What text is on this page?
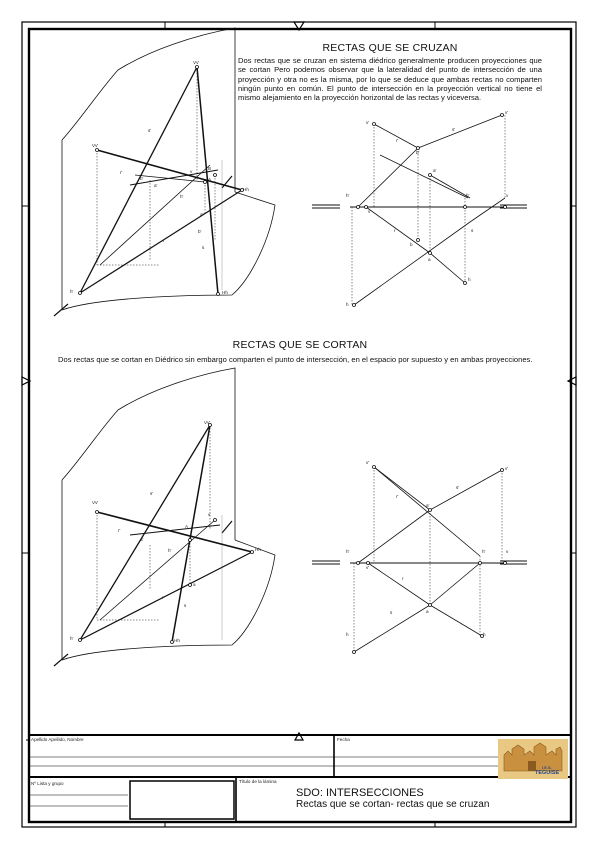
RECTAS QUE SE CRUZAN
Dos rectas que se cruzan en sistema diédrico generalmente producen proyecciones que se cortan Pero podemos observar que la lateralidad del punto de intersección de una proyección y otra no es la misma, por lo que se deduce que ambas rectas no comparten ningún punto en común. El punto de intersección en la proyección vertical no tiene el mismo alejamiento en la proyección horizontal de las rectas y viceversa.
Vv'
Vv'
s'
r'
b'
a'
v
B
A
h'
Hh
a'
b'
r
s
h'	Hh
v'
r'
s'
v'
b'
a'
h'
v
h'	v
r
b
s
a
h
h
RECTAS QUE SE CORTAN
Dos rectas que se cortan en Diédrico sin embargo comparten el punto de intersección, en el espacio por supuesto y en ambas proyecciones.
Vv'
Vv'
s'
r'
A
v
a'
h'	Hh
a
r
s
h'	Hh
v'
r'
s'
v'
a'
h'
v'
h'	v
r
s	a
h	h
Apellido Apellido, Nombre	Fecha
Nº Lista y grupo	Título de la lámina
SDO: INTERSECCIONES
Rectas que se cortan- rectas que se cruzan
I.E.S.
TEGUISE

┄┄┄┄┄┄┄┄┄┄┄┄┄┄┄┄┄┄┄┄

Leave out the pictures and retype every line above exactly.

Problem solution:
What text is on this page?
RECTAS QUE SE CRUZAN
Dos rectas que se cruzan en sistema diédrico generalmente producen proyecciones que se cortan Pero podemos observar que la lateralidad del punto de intersección de una proyección y otra no es la misma, por lo que se deduce que ambas rectas no comparten ningún punto en común. El punto de intersección en la proyección vertical no tiene el mismo alejamiento en la proyección horizontal de las rectas y viceversa.
Vv'
Vv'
s'
r'
b'
a'
v
B
A
h'
Hh
a'
b'
r
s
h'	Hh
v'
r'
s'
v'
b'
a'
h'
v
h'	v
r
b
s
a
h
h
RECTAS QUE SE CORTAN
Dos rectas que se cortan en Diédrico sin embargo comparten el punto de intersección, en el espacio por supuesto y en ambas proyecciones.
Vv'
Vv'
s'
r'
A
v
a'
h'	Hh
a
r
s
h'	Hh
v'
r'
s'
v'
a'
h'
v'
h'	v
r
s	a
h	h
Apellido Apellido, Nombre	Fecha
Nº Lista y grupo	Título de la lámina
SDO: INTERSECCIONES
Rectas que se cortan- rectas que se cruzan
I.E.S.
TEGUISE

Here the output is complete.